=== WRITTEN TASK ===
Report the number of lines where the string "title" occurs, and write nothing else.

=== Records from a collection of figures ===
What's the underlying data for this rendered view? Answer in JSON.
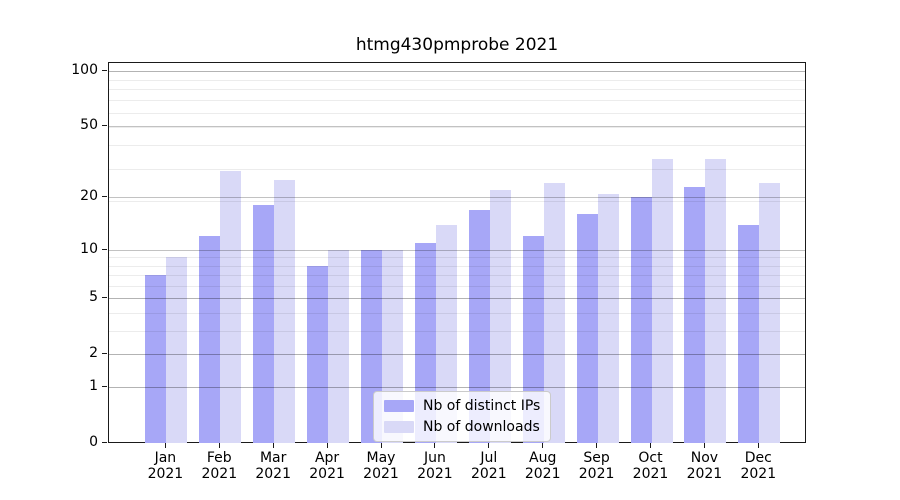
{
  "chart_data": {
    "type": "bar",
    "title": "htmg430pmprobe 2021",
    "x_tick_labels": [
      [
        "Jan",
        "2021"
      ],
      [
        "Feb",
        "2021"
      ],
      [
        "Mar",
        "2021"
      ],
      [
        "Apr",
        "2021"
      ],
      [
        "May",
        "2021"
      ],
      [
        "Jun",
        "2021"
      ],
      [
        "Jul",
        "2021"
      ],
      [
        "Aug",
        "2021"
      ],
      [
        "Sep",
        "2021"
      ],
      [
        "Oct",
        "2021"
      ],
      [
        "Nov",
        "2021"
      ],
      [
        "Dec",
        "2021"
      ]
    ],
    "series": [
      {
        "name": "Nb of distinct IPs",
        "color": "#a7a7f7",
        "values": [
          7,
          12,
          18,
          8,
          10,
          11,
          17,
          12,
          16,
          20,
          23,
          14
        ]
      },
      {
        "name": "Nb of downloads",
        "color": "#d9d9f7",
        "values": [
          9,
          28,
          25,
          10,
          10,
          14,
          22,
          24,
          21,
          33,
          33,
          24
        ]
      }
    ],
    "yscale": "log10(value+1)",
    "ylim": [
      0,
      110
    ],
    "y_major_ticks": [
      0,
      1,
      2,
      5,
      10,
      20,
      50,
      100
    ],
    "y_minor_gridlines": [
      1,
      2,
      3,
      4,
      5,
      6,
      7,
      8,
      9,
      19,
      29,
      39,
      49,
      59,
      69,
      79,
      89,
      99
    ],
    "grid": true,
    "legend_position": "lower center",
    "background_color": "#ffffff",
    "axis_color": "#1a1a1a"
  }
}
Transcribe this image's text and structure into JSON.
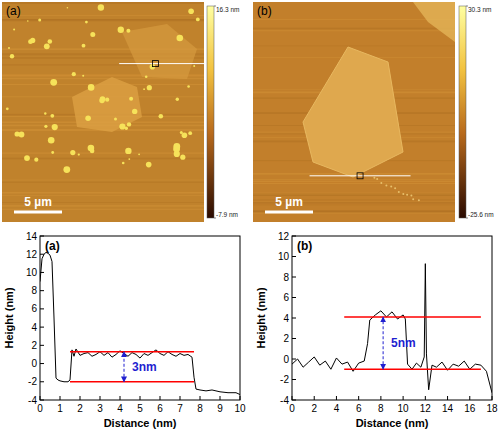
{
  "chart_data": [
    {
      "type": "line",
      "title": "(a)",
      "x_label": "Distance (nm)",
      "y_label": "Height (nm)",
      "color": "#000000",
      "x": [
        0,
        0.1,
        0.2,
        0.3,
        0.4,
        0.5,
        0.6,
        0.7,
        0.8,
        0.9,
        1.0,
        1.2,
        1.4,
        1.5,
        1.6,
        1.7,
        1.8,
        2.0,
        2.2,
        2.4,
        2.6,
        2.8,
        3.0,
        3.2,
        3.4,
        3.6,
        3.8,
        4.0,
        4.2,
        4.4,
        4.6,
        4.8,
        5.0,
        5.2,
        5.4,
        5.6,
        5.8,
        6.0,
        6.2,
        6.4,
        6.6,
        6.8,
        7.0,
        7.2,
        7.4,
        7.6,
        7.7,
        7.8,
        8.0,
        8.3,
        8.6,
        9.0,
        9.4,
        9.8,
        10
      ],
      "values": [
        9,
        11.5,
        12,
        12.2,
        12.1,
        11.9,
        11.2,
        5,
        -1.6,
        -1.8,
        -1.9,
        -2,
        -2,
        -1.8,
        1.5,
        0.8,
        1.6,
        0.9,
        1.1,
        1.2,
        0.8,
        1.0,
        1.3,
        0.9,
        1.2,
        0.7,
        1.0,
        1.4,
        1.1,
        0.8,
        1.2,
        1.0,
        0.6,
        1.1,
        0.9,
        1.2,
        1.5,
        1.1,
        0.9,
        1.3,
        1.0,
        0.8,
        1.1,
        0.9,
        1.0,
        0.7,
        -1.5,
        -2.8,
        -2.9,
        -3.0,
        -2.9,
        -3.1,
        -3.2,
        -3.2,
        -3.4
      ],
      "xlim": [
        0,
        10
      ],
      "xticks": [
        0,
        1,
        2,
        3,
        4,
        5,
        6,
        7,
        8,
        9,
        10
      ],
      "ylim": [
        -4,
        14
      ],
      "yticks": [
        -4,
        -2,
        0,
        2,
        4,
        6,
        8,
        10,
        12,
        14
      ],
      "reference_lines": [
        {
          "y": 1.3,
          "x": [
            1.5,
            7.7
          ],
          "color": "#ff0000"
        },
        {
          "y": -2,
          "x": [
            1.5,
            7.7
          ],
          "color": "#ff0000"
        }
      ],
      "annotations": [
        {
          "text": "3nm",
          "x": 4.2,
          "y": [
            -2,
            1.3
          ],
          "color": "#1f1fd0"
        }
      ]
    },
    {
      "type": "line",
      "title": "(b)",
      "x_label": "Distance (nm)",
      "y_label": "Height (nm)",
      "color": "#000000",
      "x": [
        0,
        0.5,
        1,
        1.5,
        2,
        2.5,
        3,
        3.5,
        4,
        4.5,
        5,
        5.5,
        6,
        6.5,
        6.8,
        7.0,
        7.5,
        8,
        8.5,
        9,
        9.5,
        10,
        10.2,
        10.4,
        10.8,
        11.2,
        11.6,
        11.9,
        12.0,
        12.1,
        12.3,
        12.6,
        13,
        13.5,
        14,
        14.5,
        15,
        15.5,
        16,
        16.5,
        17,
        17.5,
        18
      ],
      "values": [
        -0.5,
        0,
        -0.8,
        -0.3,
        0.2,
        -0.6,
        -0.2,
        -1.0,
        0.1,
        -0.5,
        -0.3,
        -1.2,
        -0.4,
        -0.2,
        1.5,
        3.8,
        4.3,
        4.7,
        4.1,
        4.6,
        3.9,
        4.3,
        3.9,
        -0.5,
        -1.0,
        -0.4,
        -0.8,
        0.2,
        9.3,
        0.5,
        -3.0,
        -0.6,
        -0.8,
        -0.3,
        -1.1,
        -0.5,
        -0.7,
        -0.2,
        -1.0,
        -0.5,
        -0.6,
        -1.2,
        -3.3
      ],
      "xlim": [
        0,
        18
      ],
      "xticks": [
        0,
        2,
        4,
        6,
        8,
        10,
        12,
        14,
        16,
        18
      ],
      "ylim": [
        -4,
        12
      ],
      "yticks": [
        -4,
        -2,
        0,
        2,
        4,
        6,
        8,
        10,
        12
      ],
      "reference_lines": [
        {
          "y": 4.1,
          "x": [
            4.7,
            17
          ],
          "color": "#ff0000"
        },
        {
          "y": -1,
          "x": [
            4.7,
            17
          ],
          "color": "#ff0000"
        }
      ],
      "annotations": [
        {
          "text": "5nm",
          "x": 8.2,
          "y": [
            -1,
            4.1
          ],
          "color": "#1f1fd0"
        }
      ]
    }
  ],
  "afm_images": [
    {
      "label": "(a)",
      "scale_bar": "5 µm",
      "colorbar": {
        "range": [
          -7.9,
          16.3
        ],
        "ticks": [
          {
            "value": 16.3,
            "label": "16.3 nm"
          },
          {
            "value": -7.9,
            "label": "-7.9 nm"
          }
        ]
      }
    },
    {
      "label": "(b)",
      "scale_bar": "5 µm",
      "colorbar": {
        "range": [
          -25.6,
          30.3
        ],
        "ticks": [
          {
            "value": 30.3,
            "label": "30.3 nm"
          },
          {
            "value": -25.6,
            "label": "-25.6 nm"
          }
        ]
      }
    }
  ]
}
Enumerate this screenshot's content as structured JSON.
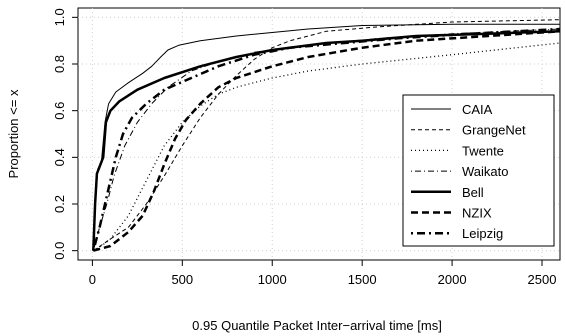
{
  "chart_data": {
    "type": "line",
    "xlabel": "0.95 Quantile Packet Inter−arrival time [ms]",
    "ylabel": "Proportion <= x",
    "xlim": [
      -80,
      2600
    ],
    "ylim": [
      -0.04,
      1.04
    ],
    "x_ticks": [
      0,
      500,
      1000,
      1500,
      2000,
      2500
    ],
    "y_ticks": [
      0.0,
      0.2,
      0.4,
      0.6,
      0.8,
      1.0
    ],
    "x_tick_labels": [
      "0",
      "500",
      "1000",
      "1500",
      "2000",
      "2500"
    ],
    "y_tick_labels": [
      "0.0",
      "0.2",
      "0.4",
      "0.6",
      "0.8",
      "1.0"
    ],
    "grid": true,
    "legend_position": "bottom-right",
    "series": [
      {
        "name": "CAIA",
        "style": "solid-thin",
        "points": [
          [
            5,
            0
          ],
          [
            15,
            0.18
          ],
          [
            30,
            0.35
          ],
          [
            50,
            0.38
          ],
          [
            70,
            0.55
          ],
          [
            90,
            0.63
          ],
          [
            130,
            0.68
          ],
          [
            200,
            0.72
          ],
          [
            280,
            0.76
          ],
          [
            330,
            0.79
          ],
          [
            380,
            0.83
          ],
          [
            420,
            0.86
          ],
          [
            480,
            0.88
          ],
          [
            600,
            0.9
          ],
          [
            800,
            0.92
          ],
          [
            1000,
            0.935
          ],
          [
            1200,
            0.95
          ],
          [
            1500,
            0.965
          ],
          [
            2000,
            0.97
          ],
          [
            2600,
            0.97
          ]
        ]
      },
      {
        "name": "GrangeNet",
        "style": "dashed-thin",
        "points": [
          [
            5,
            0
          ],
          [
            100,
            0.05
          ],
          [
            200,
            0.1
          ],
          [
            300,
            0.2
          ],
          [
            400,
            0.32
          ],
          [
            500,
            0.45
          ],
          [
            600,
            0.57
          ],
          [
            700,
            0.67
          ],
          [
            800,
            0.75
          ],
          [
            900,
            0.82
          ],
          [
            1000,
            0.87
          ],
          [
            1100,
            0.9
          ],
          [
            1300,
            0.94
          ],
          [
            1600,
            0.96
          ],
          [
            2000,
            0.98
          ],
          [
            2600,
            0.99
          ]
        ]
      },
      {
        "name": "Twente",
        "style": "dotted",
        "points": [
          [
            5,
            0
          ],
          [
            50,
            0.02
          ],
          [
            100,
            0.05
          ],
          [
            200,
            0.15
          ],
          [
            300,
            0.3
          ],
          [
            400,
            0.45
          ],
          [
            500,
            0.55
          ],
          [
            600,
            0.62
          ],
          [
            700,
            0.67
          ],
          [
            800,
            0.7
          ],
          [
            1000,
            0.74
          ],
          [
            1200,
            0.77
          ],
          [
            1500,
            0.8
          ],
          [
            2000,
            0.84
          ],
          [
            2600,
            0.89
          ]
        ]
      },
      {
        "name": "Waikato",
        "style": "dotdash-thin",
        "points": [
          [
            5,
            0
          ],
          [
            40,
            0.1
          ],
          [
            80,
            0.2
          ],
          [
            120,
            0.32
          ],
          [
            180,
            0.45
          ],
          [
            250,
            0.55
          ],
          [
            330,
            0.63
          ],
          [
            420,
            0.7
          ],
          [
            550,
            0.77
          ],
          [
            700,
            0.81
          ],
          [
            900,
            0.85
          ],
          [
            1200,
            0.88
          ],
          [
            1600,
            0.91
          ],
          [
            2000,
            0.93
          ],
          [
            2600,
            0.95
          ]
        ]
      },
      {
        "name": "Bell",
        "style": "solid-thick",
        "points": [
          [
            5,
            0
          ],
          [
            15,
            0.2
          ],
          [
            25,
            0.33
          ],
          [
            40,
            0.36
          ],
          [
            60,
            0.4
          ],
          [
            75,
            0.55
          ],
          [
            100,
            0.6
          ],
          [
            150,
            0.64
          ],
          [
            250,
            0.69
          ],
          [
            400,
            0.74
          ],
          [
            600,
            0.79
          ],
          [
            800,
            0.83
          ],
          [
            1000,
            0.86
          ],
          [
            1300,
            0.89
          ],
          [
            1500,
            0.9
          ],
          [
            1800,
            0.92
          ],
          [
            2200,
            0.93
          ],
          [
            2600,
            0.94
          ]
        ]
      },
      {
        "name": "NZIX",
        "style": "dashed-thick",
        "points": [
          [
            5,
            0
          ],
          [
            100,
            0.02
          ],
          [
            200,
            0.08
          ],
          [
            280,
            0.15
          ],
          [
            340,
            0.25
          ],
          [
            400,
            0.37
          ],
          [
            460,
            0.48
          ],
          [
            520,
            0.56
          ],
          [
            600,
            0.63
          ],
          [
            700,
            0.7
          ],
          [
            800,
            0.74
          ],
          [
            1000,
            0.79
          ],
          [
            1200,
            0.83
          ],
          [
            1500,
            0.87
          ],
          [
            1800,
            0.9
          ],
          [
            2200,
            0.92
          ],
          [
            2600,
            0.94
          ]
        ]
      },
      {
        "name": "Leipzig",
        "style": "dotdash-thick",
        "points": [
          [
            5,
            0
          ],
          [
            40,
            0.1
          ],
          [
            70,
            0.2
          ],
          [
            100,
            0.3
          ],
          [
            130,
            0.4
          ],
          [
            170,
            0.5
          ],
          [
            220,
            0.57
          ],
          [
            300,
            0.63
          ],
          [
            400,
            0.69
          ],
          [
            550,
            0.74
          ],
          [
            700,
            0.79
          ],
          [
            900,
            0.84
          ],
          [
            1100,
            0.87
          ],
          [
            1400,
            0.89
          ],
          [
            1700,
            0.91
          ],
          [
            2100,
            0.93
          ],
          [
            2600,
            0.95
          ]
        ]
      }
    ]
  }
}
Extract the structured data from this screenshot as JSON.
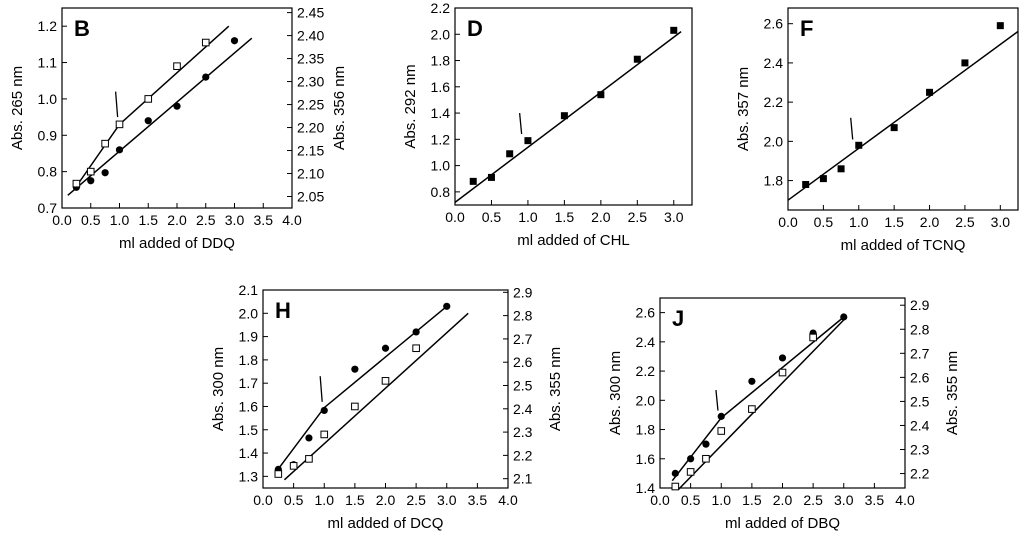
{
  "chart_data": [
    {
      "type": "scatter",
      "panel_label": "B",
      "xlabel": "ml added of DDQ",
      "ylabel": "Abs. 265 nm",
      "ylabel_right": "Abs. 356 nm",
      "xlim": [
        0.0,
        4.0
      ],
      "ylim": [
        0.7,
        1.25
      ],
      "ylim_right": [
        2.025,
        2.46
      ],
      "xticks": [
        "0.0",
        "0.5",
        "1.0",
        "1.5",
        "2.0",
        "2.5",
        "3.0",
        "3.5",
        "4.0"
      ],
      "yticks": [
        "0.7",
        "0.8",
        "0.9",
        "1.0",
        "1.1",
        "1.2"
      ],
      "yticks_right": [
        "2.05",
        "2.10",
        "2.15",
        "2.20",
        "2.25",
        "2.30",
        "2.35",
        "2.40",
        "2.45"
      ],
      "series": [
        {
          "marker": "filled-circle",
          "axis": "left",
          "x": [
            0.25,
            0.5,
            0.75,
            1.0,
            1.5,
            2.0,
            2.5,
            3.0
          ],
          "y": [
            0.757,
            0.775,
            0.797,
            0.86,
            0.94,
            0.98,
            1.06,
            1.16
          ]
        },
        {
          "marker": "open-square",
          "axis": "left",
          "x": [
            0.25,
            0.5,
            0.75,
            1.0,
            1.5,
            2.0,
            2.5
          ],
          "y": [
            0.767,
            0.8,
            0.877,
            0.93,
            1.0,
            1.09,
            1.155
          ]
        }
      ],
      "fit_lines": [
        {
          "axis": "left",
          "points": [
            [
              0.1,
              0.735
            ],
            [
              3.3,
              1.167
            ]
          ]
        },
        {
          "axis": "left",
          "points": [
            [
              0.2,
              0.748
            ],
            [
              1.0,
              0.93
            ],
            [
              2.9,
              1.2
            ]
          ]
        }
      ],
      "arrow": {
        "x": 0.95,
        "y_top": 1.02,
        "y_bottom": 0.95,
        "axis": "left"
      }
    },
    {
      "type": "scatter",
      "panel_label": "D",
      "xlabel": "ml added of CHL",
      "ylabel": "Abs. 292 nm",
      "xlim": [
        0.0,
        3.25
      ],
      "ylim": [
        0.7,
        2.2
      ],
      "xticks": [
        "0.0",
        "0.5",
        "1.0",
        "1.5",
        "2.0",
        "2.5",
        "3.0"
      ],
      "yticks": [
        "0.8",
        "1.0",
        "1.2",
        "1.4",
        "1.6",
        "1.8",
        "2.0",
        "2.2"
      ],
      "series": [
        {
          "marker": "filled-square",
          "axis": "left",
          "x": [
            0.25,
            0.5,
            0.75,
            1.0,
            1.5,
            2.0,
            2.5,
            3.0
          ],
          "y": [
            0.88,
            0.91,
            1.09,
            1.19,
            1.38,
            1.54,
            1.81,
            2.03
          ]
        }
      ],
      "fit_lines": [
        {
          "axis": "left",
          "points": [
            [
              0.0,
              0.72
            ],
            [
              3.1,
              2.02
            ]
          ]
        }
      ],
      "arrow": {
        "x": 0.9,
        "y_top": 1.4,
        "y_bottom": 1.24,
        "axis": "left"
      }
    },
    {
      "type": "scatter",
      "panel_label": "F",
      "xlabel": "ml added of TCNQ",
      "ylabel": "Abs. 357 nm",
      "xlim": [
        0.0,
        3.25
      ],
      "ylim": [
        1.65,
        2.68
      ],
      "xticks": [
        "0.0",
        "0.5",
        "1.0",
        "1.5",
        "2.0",
        "2.5",
        "3.0"
      ],
      "yticks": [
        "1.8",
        "2.0",
        "2.2",
        "2.4",
        "2.6"
      ],
      "series": [
        {
          "marker": "filled-square",
          "axis": "left",
          "x": [
            0.25,
            0.5,
            0.75,
            1.0,
            1.5,
            2.0,
            2.5,
            3.0
          ],
          "y": [
            1.78,
            1.81,
            1.86,
            1.98,
            2.07,
            2.25,
            2.4,
            2.59
          ]
        }
      ],
      "fit_lines": [
        {
          "axis": "left",
          "points": [
            [
              0.0,
              1.7
            ],
            [
              3.25,
              2.56
            ]
          ]
        }
      ],
      "arrow": {
        "x": 0.9,
        "y_top": 2.12,
        "y_bottom": 2.01,
        "axis": "left"
      }
    },
    {
      "type": "scatter",
      "panel_label": "H",
      "xlabel": "ml added of DCQ",
      "ylabel": "Abs. 300 nm",
      "ylabel_right": "Abs. 355 nm",
      "xlim": [
        0.0,
        4.0
      ],
      "ylim": [
        1.25,
        2.1
      ],
      "ylim_right": [
        2.06,
        2.91
      ],
      "xticks": [
        "0.0",
        "0.5",
        "1.0",
        "1.5",
        "2.0",
        "2.5",
        "3.0",
        "3.5",
        "4.0"
      ],
      "yticks": [
        "1.3",
        "1.4",
        "1.5",
        "1.6",
        "1.7",
        "1.8",
        "1.9",
        "2.0",
        "2.1"
      ],
      "yticks_right": [
        "2.1",
        "2.2",
        "2.3",
        "2.4",
        "2.5",
        "2.6",
        "2.7",
        "2.8",
        "2.9"
      ],
      "series": [
        {
          "marker": "filled-circle",
          "axis": "left",
          "x": [
            0.25,
            0.5,
            0.75,
            1.0,
            1.5,
            2.0,
            2.5,
            3.0
          ],
          "y": [
            1.33,
            1.35,
            1.465,
            1.583,
            1.76,
            1.85,
            1.92,
            2.03
          ]
        },
        {
          "marker": "open-square",
          "axis": "left",
          "x": [
            0.25,
            0.5,
            0.75,
            1.0,
            1.5,
            2.0,
            2.5
          ],
          "y": [
            1.31,
            1.345,
            1.375,
            1.48,
            1.6,
            1.71,
            1.85
          ]
        }
      ],
      "fit_lines": [
        {
          "axis": "left",
          "points": [
            [
              0.2,
              1.315
            ],
            [
              1.0,
              1.595
            ],
            [
              3.0,
              2.03
            ]
          ]
        },
        {
          "axis": "left",
          "points": [
            [
              0.35,
              1.285
            ],
            [
              3.35,
              2.0
            ]
          ]
        }
      ],
      "arrow": {
        "x": 0.95,
        "y_top": 1.73,
        "y_bottom": 1.62,
        "axis": "left"
      }
    },
    {
      "type": "scatter",
      "panel_label": "J",
      "xlabel": "ml added of DBQ",
      "ylabel": "Abs. 300 nm",
      "ylabel_right": "Abs. 355 nm",
      "xlim": [
        0.0,
        4.0
      ],
      "ylim": [
        1.4,
        2.7
      ],
      "ylim_right": [
        2.14,
        2.93
      ],
      "xticks": [
        "0.0",
        "0.5",
        "1.0",
        "1.5",
        "2.0",
        "2.5",
        "3.0",
        "3.5",
        "4.0"
      ],
      "yticks": [
        "1.4",
        "1.6",
        "1.8",
        "2.0",
        "2.2",
        "2.4",
        "2.6"
      ],
      "yticks_right": [
        "2.2",
        "2.3",
        "2.4",
        "2.5",
        "2.6",
        "2.7",
        "2.8",
        "2.9"
      ],
      "series": [
        {
          "marker": "filled-circle",
          "axis": "left",
          "x": [
            0.25,
            0.5,
            0.75,
            1.0,
            1.5,
            2.0,
            2.5,
            3.0
          ],
          "y": [
            1.5,
            1.6,
            1.7,
            1.89,
            2.13,
            2.29,
            2.46,
            2.57
          ]
        },
        {
          "marker": "open-square",
          "axis": "left",
          "x": [
            0.25,
            0.5,
            0.75,
            1.0,
            1.5,
            2.0,
            2.5
          ],
          "y": [
            1.41,
            1.51,
            1.6,
            1.79,
            1.94,
            2.19,
            2.43
          ]
        }
      ],
      "fit_lines": [
        {
          "axis": "left",
          "points": [
            [
              0.2,
              1.45
            ],
            [
              1.0,
              1.88
            ],
            [
              3.0,
              2.57
            ]
          ]
        },
        {
          "axis": "left",
          "points": [
            [
              0.3,
              1.39
            ],
            [
              3.0,
              2.55
            ]
          ]
        }
      ],
      "arrow": {
        "x": 0.93,
        "y_top": 2.07,
        "y_bottom": 1.93,
        "axis": "left"
      }
    }
  ]
}
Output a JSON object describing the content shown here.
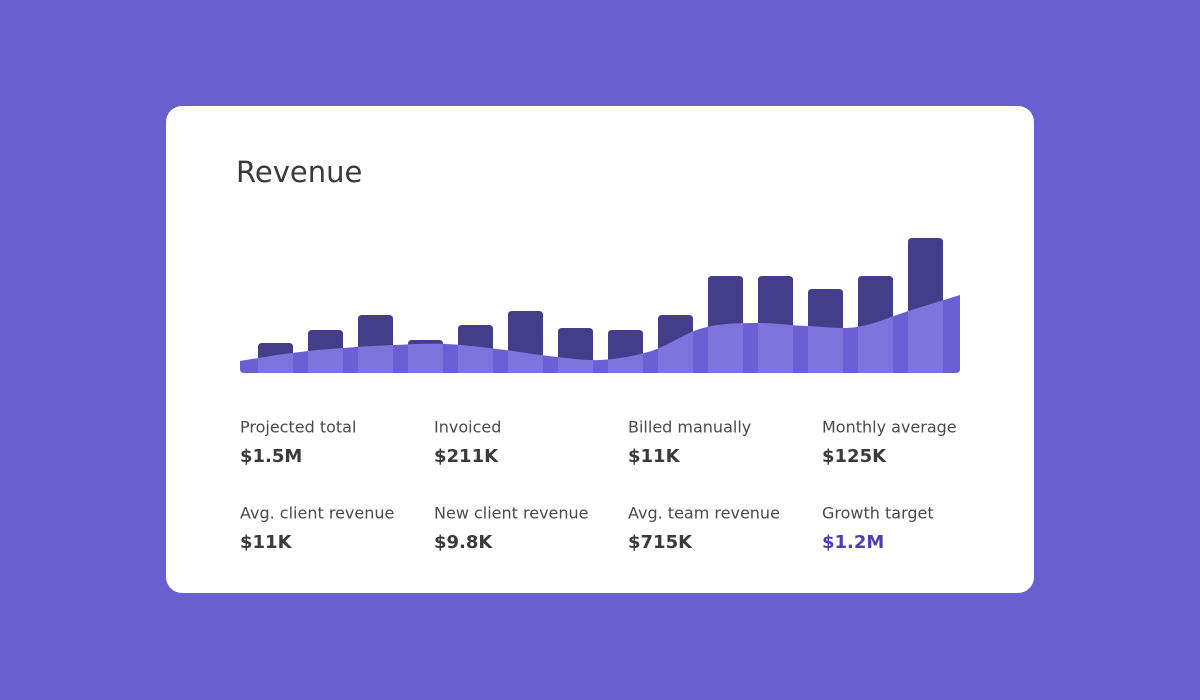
{
  "chart_data": {
    "type": "bar",
    "title": "Revenue",
    "series": [
      {
        "color": "#443d8a",
        "values": [
          30,
          43,
          58,
          33,
          48,
          62,
          45,
          43,
          58,
          97,
          97,
          84,
          97,
          135
        ]
      },
      {
        "type": "area",
        "color": "#6b60d3",
        "values": [
          12,
          20,
          25,
          28,
          29,
          24,
          17,
          13,
          22,
          45,
          50,
          47,
          46,
          62,
          78
        ]
      }
    ],
    "ylim": [
      0,
      140
    ]
  },
  "stats": [
    {
      "label": "Projected total",
      "value": "$1.5M"
    },
    {
      "label": "Invoiced",
      "value": "$211K"
    },
    {
      "label": "Billed manually",
      "value": "$11K"
    },
    {
      "label": "Monthly average",
      "value": "$125K"
    },
    {
      "label": "Avg. client revenue",
      "value": "$11K"
    },
    {
      "label": "New client revenue",
      "value": "$9.8K"
    },
    {
      "label": "Avg. team revenue",
      "value": "$715K"
    },
    {
      "label": "Growth target",
      "value": "$1.2M",
      "color": "#4a3fb3"
    }
  ]
}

=== ANSWER FOR THE TASK ===
4